Copy out all lines that carry the word "书堂街以北".

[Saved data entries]
---+---
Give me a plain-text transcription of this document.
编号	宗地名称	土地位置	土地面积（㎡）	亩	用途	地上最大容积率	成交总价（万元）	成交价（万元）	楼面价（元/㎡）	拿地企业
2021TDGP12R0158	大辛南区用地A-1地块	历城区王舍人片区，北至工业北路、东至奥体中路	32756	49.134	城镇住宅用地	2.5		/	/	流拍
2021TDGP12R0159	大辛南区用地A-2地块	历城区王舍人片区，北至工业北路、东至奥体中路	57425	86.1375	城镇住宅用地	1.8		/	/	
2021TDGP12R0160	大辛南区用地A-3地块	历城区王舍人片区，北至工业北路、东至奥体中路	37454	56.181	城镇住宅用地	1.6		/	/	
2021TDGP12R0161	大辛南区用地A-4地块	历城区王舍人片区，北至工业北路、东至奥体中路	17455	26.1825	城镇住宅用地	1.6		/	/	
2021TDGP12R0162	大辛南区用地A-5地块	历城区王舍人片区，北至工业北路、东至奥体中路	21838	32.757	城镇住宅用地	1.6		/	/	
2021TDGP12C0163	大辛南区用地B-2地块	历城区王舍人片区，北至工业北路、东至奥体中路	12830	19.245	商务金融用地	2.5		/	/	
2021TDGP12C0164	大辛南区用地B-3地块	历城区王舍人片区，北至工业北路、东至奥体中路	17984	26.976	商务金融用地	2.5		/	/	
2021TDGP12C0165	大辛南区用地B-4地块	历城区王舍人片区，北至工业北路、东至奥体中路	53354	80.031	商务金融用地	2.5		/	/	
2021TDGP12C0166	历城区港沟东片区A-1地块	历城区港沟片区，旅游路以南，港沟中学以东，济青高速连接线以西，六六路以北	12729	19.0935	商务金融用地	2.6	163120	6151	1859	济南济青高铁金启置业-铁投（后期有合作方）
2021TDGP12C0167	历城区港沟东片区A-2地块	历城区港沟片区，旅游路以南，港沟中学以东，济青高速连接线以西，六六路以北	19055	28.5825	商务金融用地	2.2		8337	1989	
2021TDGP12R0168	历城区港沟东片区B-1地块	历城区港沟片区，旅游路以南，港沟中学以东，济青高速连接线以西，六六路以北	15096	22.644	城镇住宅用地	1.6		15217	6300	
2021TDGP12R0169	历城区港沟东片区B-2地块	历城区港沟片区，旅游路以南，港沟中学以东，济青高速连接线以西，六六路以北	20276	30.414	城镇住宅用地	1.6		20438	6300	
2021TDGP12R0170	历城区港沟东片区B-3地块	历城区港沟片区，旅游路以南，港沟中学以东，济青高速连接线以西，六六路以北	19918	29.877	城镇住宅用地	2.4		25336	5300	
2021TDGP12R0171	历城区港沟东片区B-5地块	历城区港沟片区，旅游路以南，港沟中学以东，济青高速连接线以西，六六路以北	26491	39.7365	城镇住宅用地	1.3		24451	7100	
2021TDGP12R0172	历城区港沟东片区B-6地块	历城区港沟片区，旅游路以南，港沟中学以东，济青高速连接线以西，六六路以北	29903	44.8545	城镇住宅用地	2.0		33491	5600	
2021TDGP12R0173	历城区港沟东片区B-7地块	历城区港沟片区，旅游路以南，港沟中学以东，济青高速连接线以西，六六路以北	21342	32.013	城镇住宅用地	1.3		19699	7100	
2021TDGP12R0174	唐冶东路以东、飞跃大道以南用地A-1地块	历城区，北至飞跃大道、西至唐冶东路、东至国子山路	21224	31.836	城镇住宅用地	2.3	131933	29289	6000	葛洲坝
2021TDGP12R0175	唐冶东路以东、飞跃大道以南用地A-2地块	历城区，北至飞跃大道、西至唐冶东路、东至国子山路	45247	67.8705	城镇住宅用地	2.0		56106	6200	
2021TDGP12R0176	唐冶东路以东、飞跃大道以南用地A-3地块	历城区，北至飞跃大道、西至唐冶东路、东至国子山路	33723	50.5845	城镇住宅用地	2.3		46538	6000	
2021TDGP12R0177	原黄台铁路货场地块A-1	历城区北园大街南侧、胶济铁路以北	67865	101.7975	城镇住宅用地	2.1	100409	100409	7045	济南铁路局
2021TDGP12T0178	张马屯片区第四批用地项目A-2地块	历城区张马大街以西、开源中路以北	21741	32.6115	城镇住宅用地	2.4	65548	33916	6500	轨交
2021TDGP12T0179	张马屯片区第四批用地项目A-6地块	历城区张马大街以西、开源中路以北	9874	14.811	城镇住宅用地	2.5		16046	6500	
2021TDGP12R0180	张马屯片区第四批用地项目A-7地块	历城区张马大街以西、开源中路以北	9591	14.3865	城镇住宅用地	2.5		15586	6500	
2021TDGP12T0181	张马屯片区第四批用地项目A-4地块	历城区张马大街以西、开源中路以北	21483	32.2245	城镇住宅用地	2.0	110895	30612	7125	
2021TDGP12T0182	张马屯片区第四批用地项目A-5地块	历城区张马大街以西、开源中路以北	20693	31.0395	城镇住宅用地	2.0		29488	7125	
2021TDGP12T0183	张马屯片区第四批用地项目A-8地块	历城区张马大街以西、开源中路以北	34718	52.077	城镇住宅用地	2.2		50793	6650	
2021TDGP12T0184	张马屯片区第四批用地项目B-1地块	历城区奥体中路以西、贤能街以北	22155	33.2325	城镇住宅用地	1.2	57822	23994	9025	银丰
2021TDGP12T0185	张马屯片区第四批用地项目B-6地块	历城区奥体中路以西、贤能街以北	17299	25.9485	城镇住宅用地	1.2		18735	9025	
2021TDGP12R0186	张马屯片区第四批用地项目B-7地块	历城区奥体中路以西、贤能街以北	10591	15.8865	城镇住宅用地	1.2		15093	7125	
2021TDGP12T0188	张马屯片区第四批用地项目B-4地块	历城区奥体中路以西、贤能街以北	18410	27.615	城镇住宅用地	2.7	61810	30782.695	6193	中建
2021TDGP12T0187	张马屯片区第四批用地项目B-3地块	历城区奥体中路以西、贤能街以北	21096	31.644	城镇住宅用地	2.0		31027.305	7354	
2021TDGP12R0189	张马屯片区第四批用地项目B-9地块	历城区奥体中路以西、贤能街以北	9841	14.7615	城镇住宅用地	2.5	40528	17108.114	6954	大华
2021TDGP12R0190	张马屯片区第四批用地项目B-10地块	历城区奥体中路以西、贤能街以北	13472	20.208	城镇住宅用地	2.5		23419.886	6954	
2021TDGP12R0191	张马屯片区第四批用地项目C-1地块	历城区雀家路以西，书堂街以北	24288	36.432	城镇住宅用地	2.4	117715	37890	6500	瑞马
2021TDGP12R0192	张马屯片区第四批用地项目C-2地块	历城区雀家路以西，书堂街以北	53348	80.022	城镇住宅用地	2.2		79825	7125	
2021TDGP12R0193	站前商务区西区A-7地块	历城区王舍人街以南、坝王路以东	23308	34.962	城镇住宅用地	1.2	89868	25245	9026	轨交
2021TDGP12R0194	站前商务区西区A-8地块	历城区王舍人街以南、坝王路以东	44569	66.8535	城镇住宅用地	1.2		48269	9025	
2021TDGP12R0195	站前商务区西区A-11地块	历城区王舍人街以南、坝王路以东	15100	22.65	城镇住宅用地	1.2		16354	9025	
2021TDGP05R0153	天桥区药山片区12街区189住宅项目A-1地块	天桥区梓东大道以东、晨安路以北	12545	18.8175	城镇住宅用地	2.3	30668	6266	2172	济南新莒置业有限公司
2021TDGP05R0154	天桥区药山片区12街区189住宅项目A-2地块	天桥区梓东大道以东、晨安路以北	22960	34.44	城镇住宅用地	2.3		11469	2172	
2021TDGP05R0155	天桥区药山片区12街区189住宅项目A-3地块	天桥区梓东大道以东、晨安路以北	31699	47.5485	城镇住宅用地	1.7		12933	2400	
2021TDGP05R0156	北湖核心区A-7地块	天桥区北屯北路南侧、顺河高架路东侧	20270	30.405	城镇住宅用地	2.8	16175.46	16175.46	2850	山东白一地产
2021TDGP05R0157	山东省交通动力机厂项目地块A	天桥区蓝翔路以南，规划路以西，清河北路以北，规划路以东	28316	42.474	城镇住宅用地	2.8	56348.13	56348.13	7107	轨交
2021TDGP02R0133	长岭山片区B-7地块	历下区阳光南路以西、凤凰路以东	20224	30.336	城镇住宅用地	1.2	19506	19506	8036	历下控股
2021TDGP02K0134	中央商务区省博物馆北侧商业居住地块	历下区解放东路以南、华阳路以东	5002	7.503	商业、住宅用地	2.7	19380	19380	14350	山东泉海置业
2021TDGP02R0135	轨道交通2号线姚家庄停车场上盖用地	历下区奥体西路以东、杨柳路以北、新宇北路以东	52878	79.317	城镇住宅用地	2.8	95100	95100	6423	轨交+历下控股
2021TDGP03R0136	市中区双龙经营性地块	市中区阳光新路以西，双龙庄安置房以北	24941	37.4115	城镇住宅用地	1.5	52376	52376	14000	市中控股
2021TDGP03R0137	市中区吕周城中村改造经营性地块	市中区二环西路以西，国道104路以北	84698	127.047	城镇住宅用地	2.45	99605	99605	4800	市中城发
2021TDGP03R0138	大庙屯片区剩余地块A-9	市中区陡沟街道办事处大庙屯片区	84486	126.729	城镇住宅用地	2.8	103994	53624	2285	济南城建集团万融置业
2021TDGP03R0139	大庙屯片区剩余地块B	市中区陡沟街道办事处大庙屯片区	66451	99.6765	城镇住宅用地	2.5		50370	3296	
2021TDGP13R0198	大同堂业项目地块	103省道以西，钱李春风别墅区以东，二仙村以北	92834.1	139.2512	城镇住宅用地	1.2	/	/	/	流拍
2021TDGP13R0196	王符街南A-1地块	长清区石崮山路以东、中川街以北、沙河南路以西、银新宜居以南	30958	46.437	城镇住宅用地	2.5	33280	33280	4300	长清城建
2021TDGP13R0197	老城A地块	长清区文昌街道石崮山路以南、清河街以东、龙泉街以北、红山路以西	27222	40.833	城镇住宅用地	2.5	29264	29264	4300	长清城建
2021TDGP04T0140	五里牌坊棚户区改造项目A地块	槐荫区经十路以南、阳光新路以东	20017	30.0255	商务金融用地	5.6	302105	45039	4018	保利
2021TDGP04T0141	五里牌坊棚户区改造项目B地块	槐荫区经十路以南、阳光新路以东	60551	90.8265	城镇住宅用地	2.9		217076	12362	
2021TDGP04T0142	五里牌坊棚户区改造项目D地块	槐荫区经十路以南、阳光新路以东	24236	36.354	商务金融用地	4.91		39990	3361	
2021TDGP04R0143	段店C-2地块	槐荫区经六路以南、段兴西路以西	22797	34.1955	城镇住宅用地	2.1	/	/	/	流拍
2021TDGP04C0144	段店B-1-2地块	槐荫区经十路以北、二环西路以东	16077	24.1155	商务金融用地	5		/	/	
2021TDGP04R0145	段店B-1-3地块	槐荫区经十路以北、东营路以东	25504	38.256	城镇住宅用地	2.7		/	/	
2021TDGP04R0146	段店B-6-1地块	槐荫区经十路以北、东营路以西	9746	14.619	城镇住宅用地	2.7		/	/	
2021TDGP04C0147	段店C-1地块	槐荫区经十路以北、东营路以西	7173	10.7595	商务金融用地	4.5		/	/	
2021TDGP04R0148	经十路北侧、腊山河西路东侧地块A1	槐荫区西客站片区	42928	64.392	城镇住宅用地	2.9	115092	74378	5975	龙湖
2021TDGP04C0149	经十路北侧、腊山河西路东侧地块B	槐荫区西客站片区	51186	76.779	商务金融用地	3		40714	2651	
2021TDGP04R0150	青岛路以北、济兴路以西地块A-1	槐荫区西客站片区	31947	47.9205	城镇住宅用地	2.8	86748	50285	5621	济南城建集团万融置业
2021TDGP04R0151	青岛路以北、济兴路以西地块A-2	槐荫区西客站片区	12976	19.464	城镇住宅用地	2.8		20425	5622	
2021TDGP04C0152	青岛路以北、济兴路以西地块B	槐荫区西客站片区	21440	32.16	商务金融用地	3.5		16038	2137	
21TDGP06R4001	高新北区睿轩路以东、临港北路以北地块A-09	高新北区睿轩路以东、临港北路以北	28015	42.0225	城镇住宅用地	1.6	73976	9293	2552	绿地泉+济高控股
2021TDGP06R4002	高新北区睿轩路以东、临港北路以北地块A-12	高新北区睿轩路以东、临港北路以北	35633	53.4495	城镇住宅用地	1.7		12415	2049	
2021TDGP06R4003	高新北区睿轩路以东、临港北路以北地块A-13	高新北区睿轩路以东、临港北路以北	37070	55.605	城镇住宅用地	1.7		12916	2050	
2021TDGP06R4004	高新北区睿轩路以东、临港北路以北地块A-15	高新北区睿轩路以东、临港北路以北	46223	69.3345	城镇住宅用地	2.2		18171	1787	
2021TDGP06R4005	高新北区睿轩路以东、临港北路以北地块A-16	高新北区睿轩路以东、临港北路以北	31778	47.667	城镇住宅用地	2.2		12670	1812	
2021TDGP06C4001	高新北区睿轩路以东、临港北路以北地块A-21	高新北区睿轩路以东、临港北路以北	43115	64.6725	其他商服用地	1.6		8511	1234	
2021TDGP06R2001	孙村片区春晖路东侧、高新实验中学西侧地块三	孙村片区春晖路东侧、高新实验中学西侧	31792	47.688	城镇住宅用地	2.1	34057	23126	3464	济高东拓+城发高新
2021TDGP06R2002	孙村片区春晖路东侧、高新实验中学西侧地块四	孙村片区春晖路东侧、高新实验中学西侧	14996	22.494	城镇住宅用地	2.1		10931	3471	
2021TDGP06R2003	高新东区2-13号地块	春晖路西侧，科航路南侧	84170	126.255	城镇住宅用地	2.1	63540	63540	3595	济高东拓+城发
---+---
## In response
2021TDGP12R0191	张马屯片区第四批用地项目C-1地块	历城区雀家路以西，书堂街以北	24288	36.432	城镇住宅用地	2.4	117715	37890	6500	瑞马
2021TDGP12R0192	张马屯片区第四批用地项目C-2地块	历城区雀家路以西，书堂街以北	53348	80.022	城镇住宅用地	2.2		79825	7125	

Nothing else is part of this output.